WORK TO DO >> In the listing below, locate the lines that hold "glasses" and copy them.

Stored data:
○ ○ ○ ○
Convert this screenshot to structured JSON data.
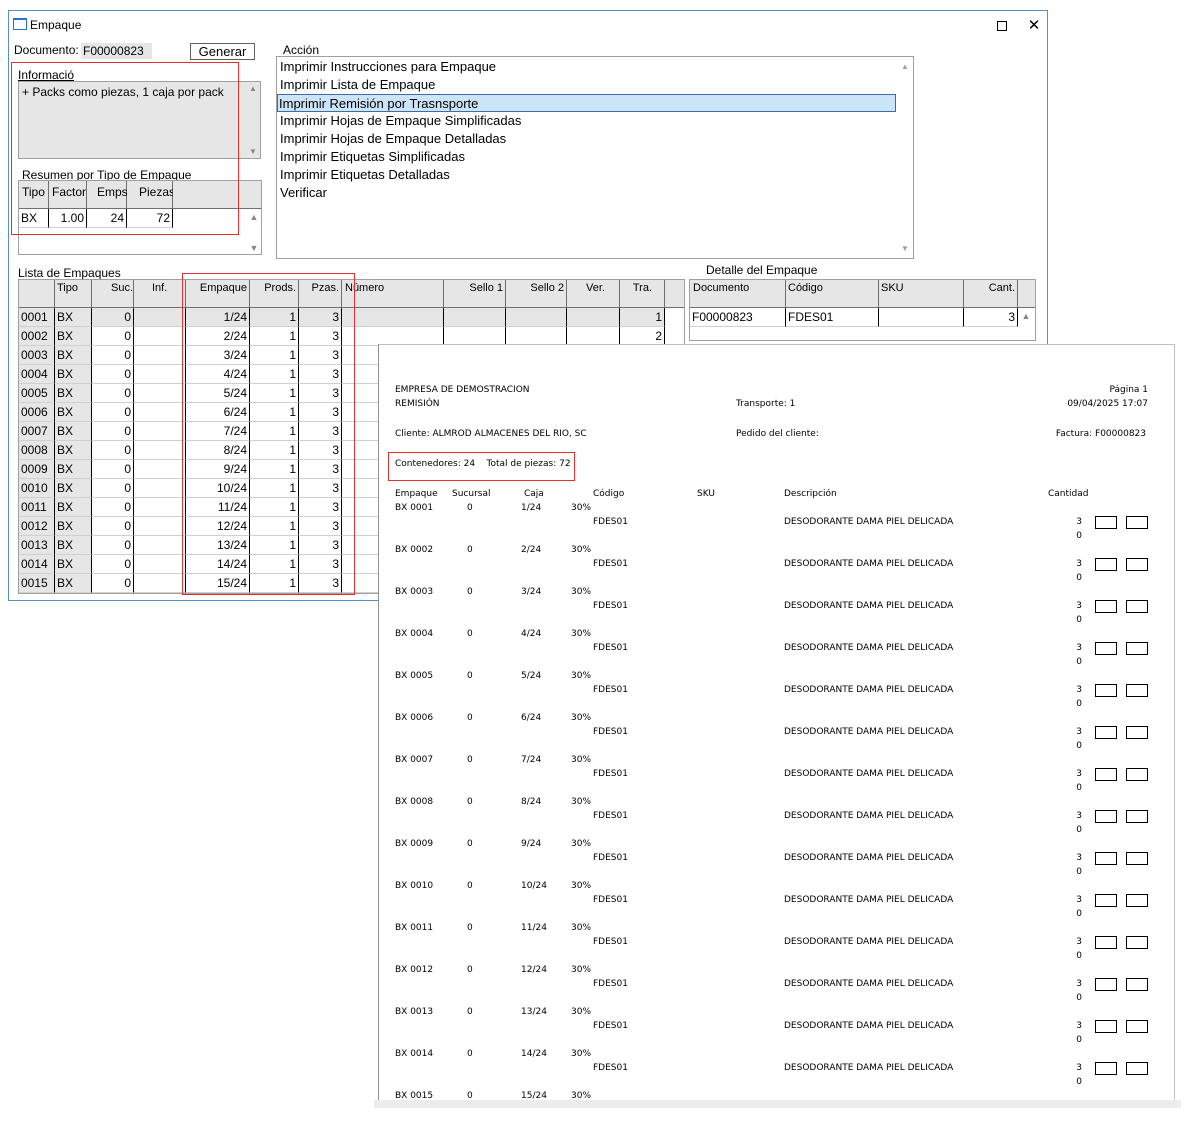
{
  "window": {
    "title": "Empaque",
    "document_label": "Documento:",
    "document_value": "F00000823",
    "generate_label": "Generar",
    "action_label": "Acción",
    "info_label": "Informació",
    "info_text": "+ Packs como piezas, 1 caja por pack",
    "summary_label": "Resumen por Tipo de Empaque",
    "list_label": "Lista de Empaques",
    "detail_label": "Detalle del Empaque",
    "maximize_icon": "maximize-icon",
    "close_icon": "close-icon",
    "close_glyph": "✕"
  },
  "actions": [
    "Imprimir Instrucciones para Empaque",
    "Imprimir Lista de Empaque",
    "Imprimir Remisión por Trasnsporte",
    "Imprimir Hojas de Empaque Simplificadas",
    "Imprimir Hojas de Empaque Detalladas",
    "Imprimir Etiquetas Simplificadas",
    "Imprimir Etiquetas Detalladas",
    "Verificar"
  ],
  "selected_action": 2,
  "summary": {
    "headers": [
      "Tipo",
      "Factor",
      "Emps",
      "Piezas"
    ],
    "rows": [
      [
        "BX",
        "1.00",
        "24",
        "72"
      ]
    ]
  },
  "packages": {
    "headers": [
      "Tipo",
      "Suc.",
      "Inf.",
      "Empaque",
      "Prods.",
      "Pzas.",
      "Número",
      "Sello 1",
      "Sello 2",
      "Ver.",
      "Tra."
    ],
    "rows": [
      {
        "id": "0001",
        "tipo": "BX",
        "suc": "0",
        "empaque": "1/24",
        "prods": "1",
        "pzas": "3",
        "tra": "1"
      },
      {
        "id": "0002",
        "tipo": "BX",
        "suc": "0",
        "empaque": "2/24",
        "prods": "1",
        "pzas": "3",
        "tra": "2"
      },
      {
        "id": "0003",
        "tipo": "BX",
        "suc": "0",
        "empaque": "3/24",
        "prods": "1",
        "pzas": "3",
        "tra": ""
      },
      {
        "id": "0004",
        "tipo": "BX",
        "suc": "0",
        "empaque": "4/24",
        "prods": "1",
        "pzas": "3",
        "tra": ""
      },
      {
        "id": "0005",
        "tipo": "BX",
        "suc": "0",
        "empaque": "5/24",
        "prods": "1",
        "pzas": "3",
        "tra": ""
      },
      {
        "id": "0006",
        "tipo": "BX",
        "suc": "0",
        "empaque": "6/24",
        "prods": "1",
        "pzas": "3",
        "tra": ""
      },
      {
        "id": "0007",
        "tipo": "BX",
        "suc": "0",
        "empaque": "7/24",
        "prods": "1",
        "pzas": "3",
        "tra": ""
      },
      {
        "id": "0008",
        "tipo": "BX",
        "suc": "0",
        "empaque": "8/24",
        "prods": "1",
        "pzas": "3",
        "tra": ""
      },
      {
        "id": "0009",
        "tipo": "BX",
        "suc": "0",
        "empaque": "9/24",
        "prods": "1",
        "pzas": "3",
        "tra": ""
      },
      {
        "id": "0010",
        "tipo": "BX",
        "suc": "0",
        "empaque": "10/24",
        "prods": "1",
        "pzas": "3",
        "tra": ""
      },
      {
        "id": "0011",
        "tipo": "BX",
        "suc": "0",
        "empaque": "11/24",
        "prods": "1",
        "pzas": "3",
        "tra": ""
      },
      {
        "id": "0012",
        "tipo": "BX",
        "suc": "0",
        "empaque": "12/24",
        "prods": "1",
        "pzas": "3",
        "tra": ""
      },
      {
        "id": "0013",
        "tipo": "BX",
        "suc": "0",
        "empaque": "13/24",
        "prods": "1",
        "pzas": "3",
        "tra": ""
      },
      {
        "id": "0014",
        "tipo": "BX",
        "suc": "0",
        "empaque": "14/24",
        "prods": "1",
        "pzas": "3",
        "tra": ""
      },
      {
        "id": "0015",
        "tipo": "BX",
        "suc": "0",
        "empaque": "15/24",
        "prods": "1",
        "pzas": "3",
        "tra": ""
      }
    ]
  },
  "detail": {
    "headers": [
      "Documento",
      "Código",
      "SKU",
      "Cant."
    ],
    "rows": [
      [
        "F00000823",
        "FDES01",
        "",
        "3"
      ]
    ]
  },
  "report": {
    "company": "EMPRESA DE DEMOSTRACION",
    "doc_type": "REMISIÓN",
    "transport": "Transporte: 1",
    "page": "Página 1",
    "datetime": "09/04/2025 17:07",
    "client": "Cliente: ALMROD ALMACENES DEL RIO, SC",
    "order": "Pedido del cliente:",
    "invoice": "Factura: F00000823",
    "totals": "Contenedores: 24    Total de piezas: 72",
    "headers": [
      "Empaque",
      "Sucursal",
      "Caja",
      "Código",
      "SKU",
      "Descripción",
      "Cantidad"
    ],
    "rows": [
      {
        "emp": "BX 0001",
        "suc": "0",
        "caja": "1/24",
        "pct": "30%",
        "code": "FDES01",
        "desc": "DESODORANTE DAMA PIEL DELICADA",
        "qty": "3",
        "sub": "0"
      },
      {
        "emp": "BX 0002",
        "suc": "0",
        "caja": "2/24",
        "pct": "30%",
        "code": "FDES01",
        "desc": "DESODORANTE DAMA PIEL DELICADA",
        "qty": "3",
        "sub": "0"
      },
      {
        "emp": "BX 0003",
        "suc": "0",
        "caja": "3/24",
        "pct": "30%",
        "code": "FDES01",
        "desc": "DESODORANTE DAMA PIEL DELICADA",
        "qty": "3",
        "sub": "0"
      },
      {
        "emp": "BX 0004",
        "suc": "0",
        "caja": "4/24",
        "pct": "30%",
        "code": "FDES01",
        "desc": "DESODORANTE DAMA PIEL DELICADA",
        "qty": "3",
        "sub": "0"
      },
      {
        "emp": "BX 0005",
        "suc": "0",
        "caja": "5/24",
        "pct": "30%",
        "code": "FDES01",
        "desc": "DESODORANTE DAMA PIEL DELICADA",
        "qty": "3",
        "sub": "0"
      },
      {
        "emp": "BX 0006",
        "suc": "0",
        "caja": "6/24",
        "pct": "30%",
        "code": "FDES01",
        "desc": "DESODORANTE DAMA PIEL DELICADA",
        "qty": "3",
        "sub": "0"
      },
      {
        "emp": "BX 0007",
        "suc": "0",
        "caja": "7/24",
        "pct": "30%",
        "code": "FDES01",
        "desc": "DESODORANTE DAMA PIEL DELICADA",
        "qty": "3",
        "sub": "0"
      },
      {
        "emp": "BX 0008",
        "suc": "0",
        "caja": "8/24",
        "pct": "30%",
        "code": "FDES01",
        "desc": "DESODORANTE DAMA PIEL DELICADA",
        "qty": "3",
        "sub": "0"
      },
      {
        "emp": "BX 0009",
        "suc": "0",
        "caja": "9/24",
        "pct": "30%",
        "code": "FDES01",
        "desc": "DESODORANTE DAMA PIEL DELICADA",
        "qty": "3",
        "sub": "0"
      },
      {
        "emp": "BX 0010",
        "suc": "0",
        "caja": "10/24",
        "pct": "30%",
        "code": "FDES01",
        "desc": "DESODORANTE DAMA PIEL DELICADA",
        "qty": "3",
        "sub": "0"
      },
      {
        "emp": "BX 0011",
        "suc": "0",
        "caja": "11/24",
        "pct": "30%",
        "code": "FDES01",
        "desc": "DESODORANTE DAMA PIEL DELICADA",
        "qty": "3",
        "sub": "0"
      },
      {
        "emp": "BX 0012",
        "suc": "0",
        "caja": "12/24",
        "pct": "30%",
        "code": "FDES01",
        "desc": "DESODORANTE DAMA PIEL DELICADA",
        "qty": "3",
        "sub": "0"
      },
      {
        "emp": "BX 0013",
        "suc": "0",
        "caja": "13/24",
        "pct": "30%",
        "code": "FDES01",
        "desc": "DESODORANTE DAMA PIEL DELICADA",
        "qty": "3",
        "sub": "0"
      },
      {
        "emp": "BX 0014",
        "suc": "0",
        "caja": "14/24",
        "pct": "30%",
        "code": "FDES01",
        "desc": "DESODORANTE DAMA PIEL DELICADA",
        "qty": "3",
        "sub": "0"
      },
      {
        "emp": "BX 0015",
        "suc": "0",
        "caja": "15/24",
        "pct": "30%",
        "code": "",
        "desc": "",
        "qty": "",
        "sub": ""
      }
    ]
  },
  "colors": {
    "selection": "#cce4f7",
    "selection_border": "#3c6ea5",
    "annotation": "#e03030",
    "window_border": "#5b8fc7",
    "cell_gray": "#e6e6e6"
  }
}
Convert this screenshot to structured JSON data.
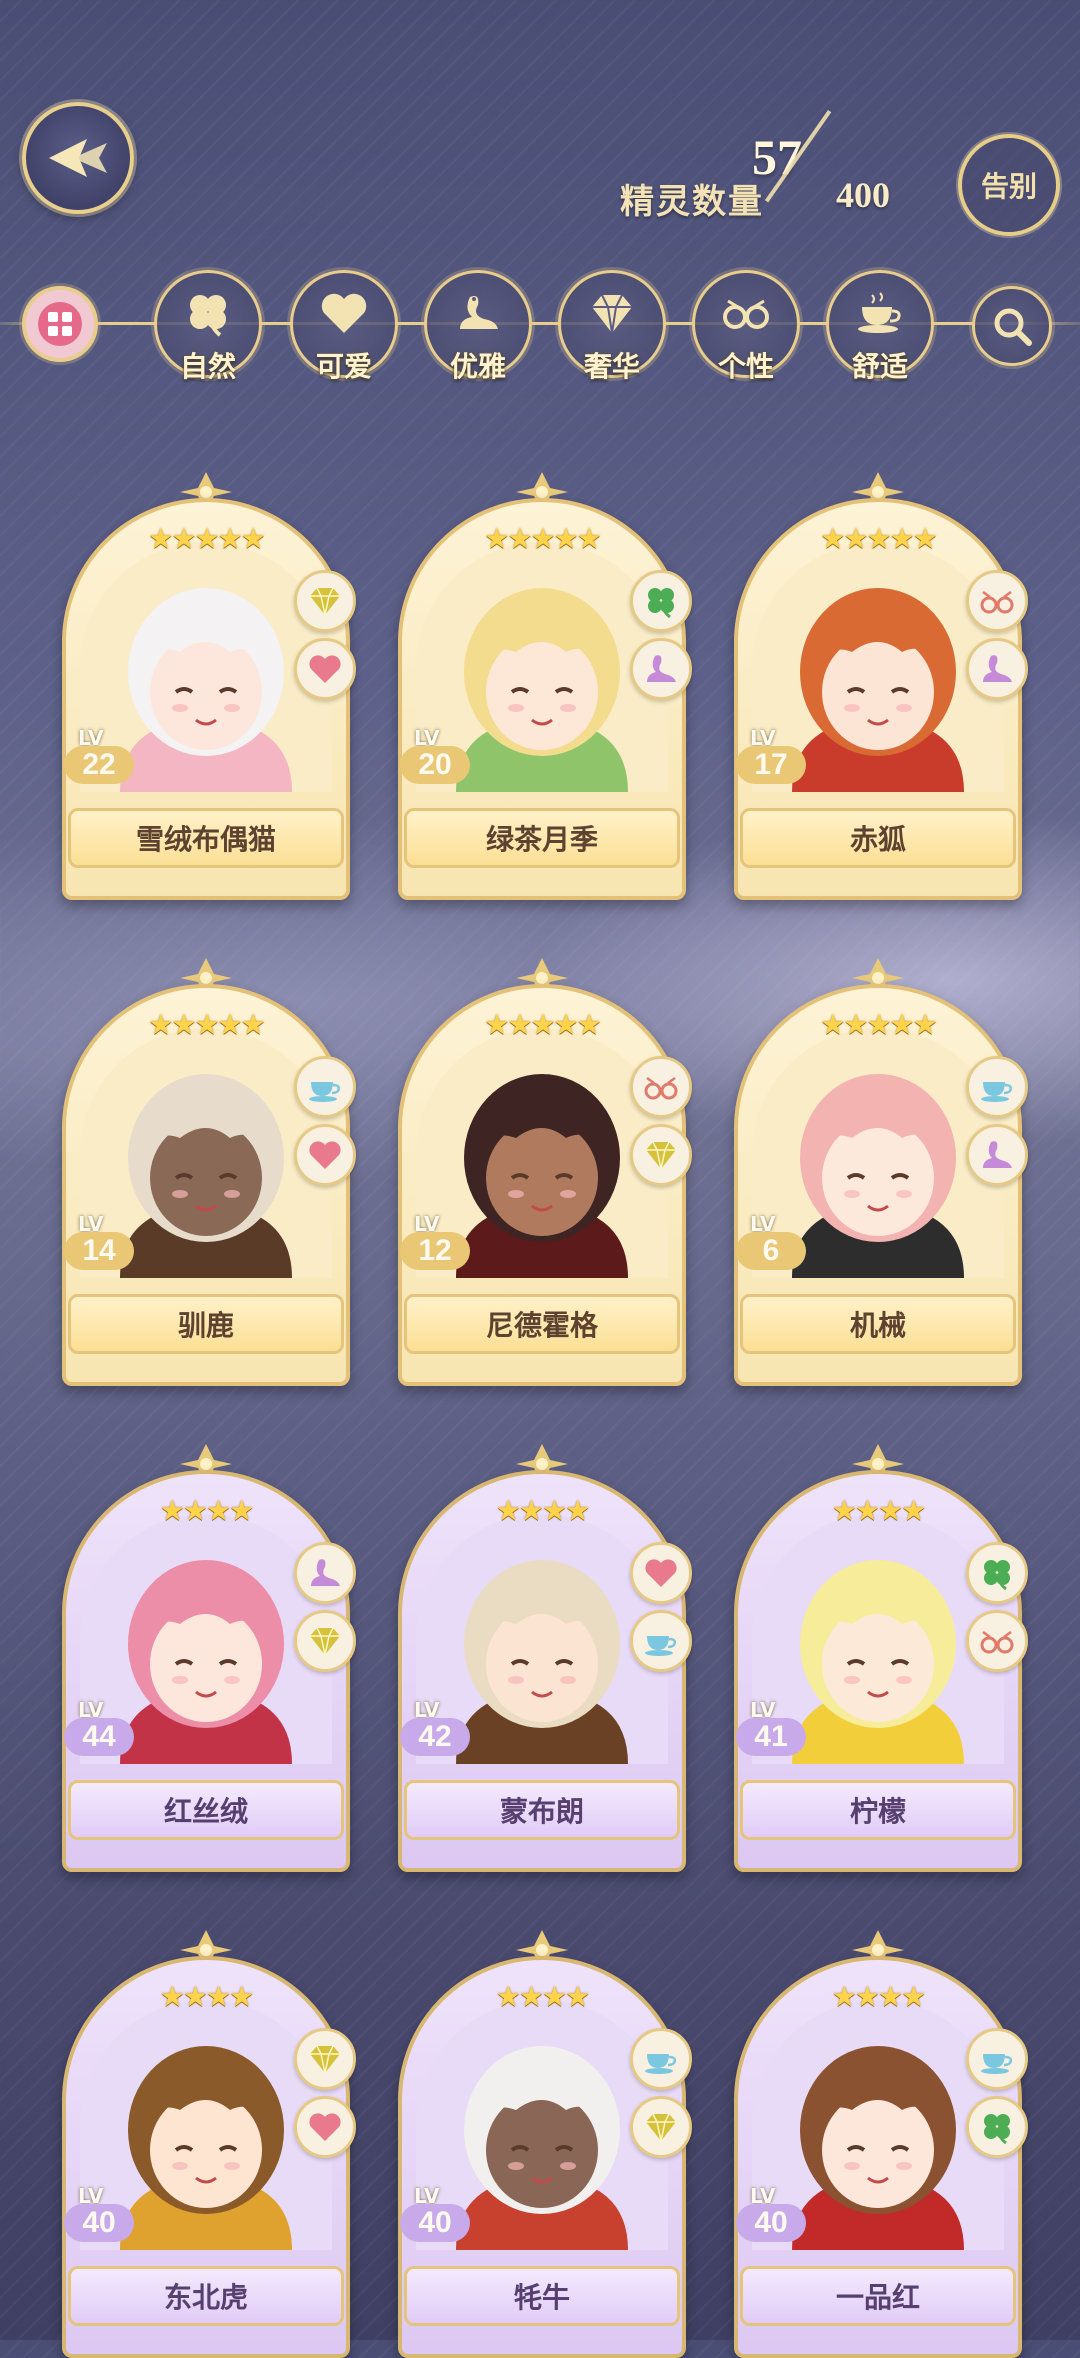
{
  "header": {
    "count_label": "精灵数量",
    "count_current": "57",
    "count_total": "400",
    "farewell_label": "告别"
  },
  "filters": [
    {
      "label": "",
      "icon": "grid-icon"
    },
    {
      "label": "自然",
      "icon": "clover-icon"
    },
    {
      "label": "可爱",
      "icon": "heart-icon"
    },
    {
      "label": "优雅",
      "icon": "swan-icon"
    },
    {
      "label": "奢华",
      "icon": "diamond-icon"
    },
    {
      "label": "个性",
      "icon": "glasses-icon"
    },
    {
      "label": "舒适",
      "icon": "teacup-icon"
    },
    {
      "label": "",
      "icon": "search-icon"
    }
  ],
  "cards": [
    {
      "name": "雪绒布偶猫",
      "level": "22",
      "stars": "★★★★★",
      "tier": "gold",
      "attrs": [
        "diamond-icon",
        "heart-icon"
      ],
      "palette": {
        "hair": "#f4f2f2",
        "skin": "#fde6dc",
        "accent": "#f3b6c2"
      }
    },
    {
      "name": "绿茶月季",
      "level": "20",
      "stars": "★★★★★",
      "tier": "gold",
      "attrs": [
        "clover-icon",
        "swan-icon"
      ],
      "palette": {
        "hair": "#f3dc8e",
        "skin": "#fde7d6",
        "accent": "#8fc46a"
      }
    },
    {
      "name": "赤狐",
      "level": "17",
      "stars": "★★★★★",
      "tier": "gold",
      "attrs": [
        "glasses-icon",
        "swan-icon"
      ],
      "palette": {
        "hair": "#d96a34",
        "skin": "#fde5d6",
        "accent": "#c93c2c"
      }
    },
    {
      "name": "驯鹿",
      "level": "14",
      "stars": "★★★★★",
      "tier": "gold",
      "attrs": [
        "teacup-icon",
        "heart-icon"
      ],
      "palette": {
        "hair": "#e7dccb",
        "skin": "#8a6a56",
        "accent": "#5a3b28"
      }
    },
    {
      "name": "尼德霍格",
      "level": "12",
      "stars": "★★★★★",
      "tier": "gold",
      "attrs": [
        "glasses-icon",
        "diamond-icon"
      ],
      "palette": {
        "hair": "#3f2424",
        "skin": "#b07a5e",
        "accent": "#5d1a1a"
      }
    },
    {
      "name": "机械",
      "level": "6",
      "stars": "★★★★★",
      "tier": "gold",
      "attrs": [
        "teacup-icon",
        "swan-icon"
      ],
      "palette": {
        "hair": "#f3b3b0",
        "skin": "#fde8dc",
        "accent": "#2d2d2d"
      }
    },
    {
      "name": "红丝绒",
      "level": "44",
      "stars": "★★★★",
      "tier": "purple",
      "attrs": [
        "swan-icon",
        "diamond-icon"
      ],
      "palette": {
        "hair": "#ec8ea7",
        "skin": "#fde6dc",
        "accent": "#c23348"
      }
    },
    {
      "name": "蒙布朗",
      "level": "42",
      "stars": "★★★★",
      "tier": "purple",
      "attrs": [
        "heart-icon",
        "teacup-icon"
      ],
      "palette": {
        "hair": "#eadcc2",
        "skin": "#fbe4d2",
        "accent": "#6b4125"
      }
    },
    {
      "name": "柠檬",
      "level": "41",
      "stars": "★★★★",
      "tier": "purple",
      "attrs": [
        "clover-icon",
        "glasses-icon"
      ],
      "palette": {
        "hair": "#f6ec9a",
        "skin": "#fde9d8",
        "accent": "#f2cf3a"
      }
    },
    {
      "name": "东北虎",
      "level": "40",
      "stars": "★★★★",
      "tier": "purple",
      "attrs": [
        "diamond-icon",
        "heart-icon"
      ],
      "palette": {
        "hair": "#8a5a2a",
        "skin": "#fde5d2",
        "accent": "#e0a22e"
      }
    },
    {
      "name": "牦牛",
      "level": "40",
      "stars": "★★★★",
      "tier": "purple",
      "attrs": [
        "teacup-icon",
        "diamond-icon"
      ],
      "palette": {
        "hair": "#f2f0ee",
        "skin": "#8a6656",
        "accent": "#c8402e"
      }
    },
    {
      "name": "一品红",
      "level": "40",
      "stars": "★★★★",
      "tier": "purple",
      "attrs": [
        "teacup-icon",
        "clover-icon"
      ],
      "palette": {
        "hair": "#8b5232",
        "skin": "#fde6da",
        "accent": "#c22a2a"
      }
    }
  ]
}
○ ○ ○ ○
RESULT >>
      "icon": "glasses-icon"
        "glasses-icon",
        "glasses-icon",
        "glasses-icon"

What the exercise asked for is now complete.